■ Given task: Can you print every record below exactly as written?

■ Stored rows:
╔══

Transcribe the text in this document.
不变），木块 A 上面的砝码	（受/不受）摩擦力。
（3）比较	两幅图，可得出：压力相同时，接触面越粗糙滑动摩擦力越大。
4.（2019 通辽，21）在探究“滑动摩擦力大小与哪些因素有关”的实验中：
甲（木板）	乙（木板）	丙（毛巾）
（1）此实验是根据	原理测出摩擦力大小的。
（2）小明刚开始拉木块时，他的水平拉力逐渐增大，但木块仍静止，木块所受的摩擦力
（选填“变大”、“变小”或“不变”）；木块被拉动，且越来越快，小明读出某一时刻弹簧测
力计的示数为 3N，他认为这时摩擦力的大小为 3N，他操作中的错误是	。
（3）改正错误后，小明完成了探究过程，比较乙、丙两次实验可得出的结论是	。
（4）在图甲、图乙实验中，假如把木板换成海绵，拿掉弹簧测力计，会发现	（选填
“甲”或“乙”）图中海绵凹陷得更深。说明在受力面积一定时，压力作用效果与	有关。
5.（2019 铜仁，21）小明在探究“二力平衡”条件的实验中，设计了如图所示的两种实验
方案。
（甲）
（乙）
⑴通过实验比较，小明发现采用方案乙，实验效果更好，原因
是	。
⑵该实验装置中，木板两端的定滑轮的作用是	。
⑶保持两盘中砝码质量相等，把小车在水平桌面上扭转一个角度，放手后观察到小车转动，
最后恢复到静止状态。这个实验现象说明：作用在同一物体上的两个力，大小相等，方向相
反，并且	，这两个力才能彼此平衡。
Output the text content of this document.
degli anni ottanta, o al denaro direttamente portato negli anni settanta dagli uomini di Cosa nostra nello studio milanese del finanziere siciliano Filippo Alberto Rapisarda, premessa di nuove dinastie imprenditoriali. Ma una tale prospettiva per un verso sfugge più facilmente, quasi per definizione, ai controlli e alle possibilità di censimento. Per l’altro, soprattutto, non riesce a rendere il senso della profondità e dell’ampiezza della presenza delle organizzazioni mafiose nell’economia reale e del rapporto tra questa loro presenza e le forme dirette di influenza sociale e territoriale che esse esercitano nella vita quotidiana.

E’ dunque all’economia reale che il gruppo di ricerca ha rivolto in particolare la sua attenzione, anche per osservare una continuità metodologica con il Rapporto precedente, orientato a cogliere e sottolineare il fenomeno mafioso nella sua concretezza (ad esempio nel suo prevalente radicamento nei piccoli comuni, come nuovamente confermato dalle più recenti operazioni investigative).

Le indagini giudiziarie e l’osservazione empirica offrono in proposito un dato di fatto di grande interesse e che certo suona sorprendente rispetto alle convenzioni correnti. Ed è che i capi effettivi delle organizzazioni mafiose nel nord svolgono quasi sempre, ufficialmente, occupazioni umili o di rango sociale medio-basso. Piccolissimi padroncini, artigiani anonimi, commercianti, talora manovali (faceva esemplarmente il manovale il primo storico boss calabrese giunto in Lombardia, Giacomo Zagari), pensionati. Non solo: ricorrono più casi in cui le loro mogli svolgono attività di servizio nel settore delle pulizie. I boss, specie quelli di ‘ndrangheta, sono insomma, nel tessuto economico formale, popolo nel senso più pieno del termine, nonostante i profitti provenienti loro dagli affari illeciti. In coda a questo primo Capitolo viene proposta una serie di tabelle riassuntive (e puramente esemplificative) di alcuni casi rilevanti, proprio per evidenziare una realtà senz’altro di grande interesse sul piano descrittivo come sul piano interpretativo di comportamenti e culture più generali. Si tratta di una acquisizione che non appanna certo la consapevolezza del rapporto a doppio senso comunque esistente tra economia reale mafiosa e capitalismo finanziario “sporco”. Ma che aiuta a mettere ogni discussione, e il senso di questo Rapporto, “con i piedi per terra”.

╚══

■ Task answer:
Transcribe the text in this document.
不变），木块 A 上面的砝码	（受/不受）摩擦力。
（3）比较	两幅图，可得出：压力相同时，接触面越粗糙滑动摩擦力越大。
4.（2019 通辽，21）在探究“滑动摩擦力大小与哪些因素有关”的实验中：
甲（木板）	乙（木板）	丙（毛巾）
（1）此实验是根据	原理测出摩擦力大小的。
（2）小明刚开始拉木块时，他的水平拉力逐渐增大，但木块仍静止，木块所受的摩擦力
（选填“变大”、“变小”或“不变”）；木块被拉动，且越来越快，小明读出某一时刻弹簧测
力计的示数为 3N，他认为这时摩擦力的大小为 3N，他操作中的错误是	。
（3）改正错误后，小明完成了探究过程，比较乙、丙两次实验可得出的结论是	。
（4）在图甲、图乙实验中，假如把木板换成海绵，拿掉弹簧测力计，会发现	（选填
“甲”或“乙”）图中海绵凹陷得更深。说明在受力面积一定时，压力作用效果与	有关。
5.（2019 铜仁，21）小明在探究“二力平衡”条件的实验中，设计了如图所示的两种实验
方案。
（甲）
（乙）
⑴通过实验比较，小明发现采用方案乙，实验效果更好，原因
是	。
⑵该实验装置中，木板两端的定滑轮的作用是	。
⑶保持两盘中砝码质量相等，把小车在水平桌面上扭转一个角度，放手后观察到小车转动，
最后恢复到静止状态。这个实验现象说明：作用在同一物体上的两个力，大小相等，方向相
反，并且	，这两个力才能彼此平衡。
Output the text content of this document.
degli anni ottanta, o al denaro direttamente portato negli anni settanta dagli uomini di Cosa nostra nello studio milanese del finanziere siciliano Filippo Alberto Rapisarda, premessa di nuove dinastie imprenditoriali. Ma una tale prospettiva per un verso sfugge più facilmente, quasi per definizione, ai controlli e alle possibilità di censimento. Per l’altro, soprattutto, non riesce a rendere il senso della profondità e dell’ampiezza della presenza delle organizzazioni mafiose nell’economia reale e del rapporto tra questa loro presenza e le forme dirette di influenza sociale e territoriale che esse esercitano nella vita quotidiana.

E’ dunque all’economia reale che il gruppo di ricerca ha rivolto in particolare la sua attenzione, anche per osservare una continuità metodologica con il Rapporto precedente, orientato a cogliere e sottolineare il fenomeno mafioso nella sua concretezza (ad esempio nel suo prevalente radicamento nei piccoli comuni, come nuovamente confermato dalle più recenti operazioni investigative).

Le indagini giudiziarie e l’osservazione empirica offrono in proposito un dato di fatto di grande interesse e che certo suona sorprendente rispetto alle convenzioni correnti. Ed è che i capi effettivi delle organizzazioni mafiose nel nord svolgono quasi sempre, ufficialmente, occupazioni umili o di rango sociale medio-basso. Piccolissimi padroncini, artigiani anonimi, commercianti, talora manovali (faceva esemplarmente il manovale il primo storico boss calabrese giunto in Lombardia, Giacomo Zagari), pensionati. Non solo: ricorrono più casi in cui le loro mogli svolgono attività di servizio nel settore delle pulizie. I boss, specie quelli di ‘ndrangheta, sono insomma, nel tessuto economico formale, popolo nel senso più pieno del termine, nonostante i profitti provenienti loro dagli affari illeciti. In coda a questo primo Capitolo viene proposta una serie di tabelle riassuntive (e puramente esemplificative) di alcuni casi rilevanti, proprio per evidenziare una realtà senz’altro di grande interesse sul piano descrittivo come sul piano interpretativo di comportamenti e culture più generali. Si tratta di una acquisizione che non appanna certo la consapevolezza del rapporto a doppio senso comunque esistente tra economia reale mafiosa e capitalismo finanziario “sporco”. Ma che aiuta a mettere ogni discussione, e il senso di questo Rapporto, “con i piedi per terra”.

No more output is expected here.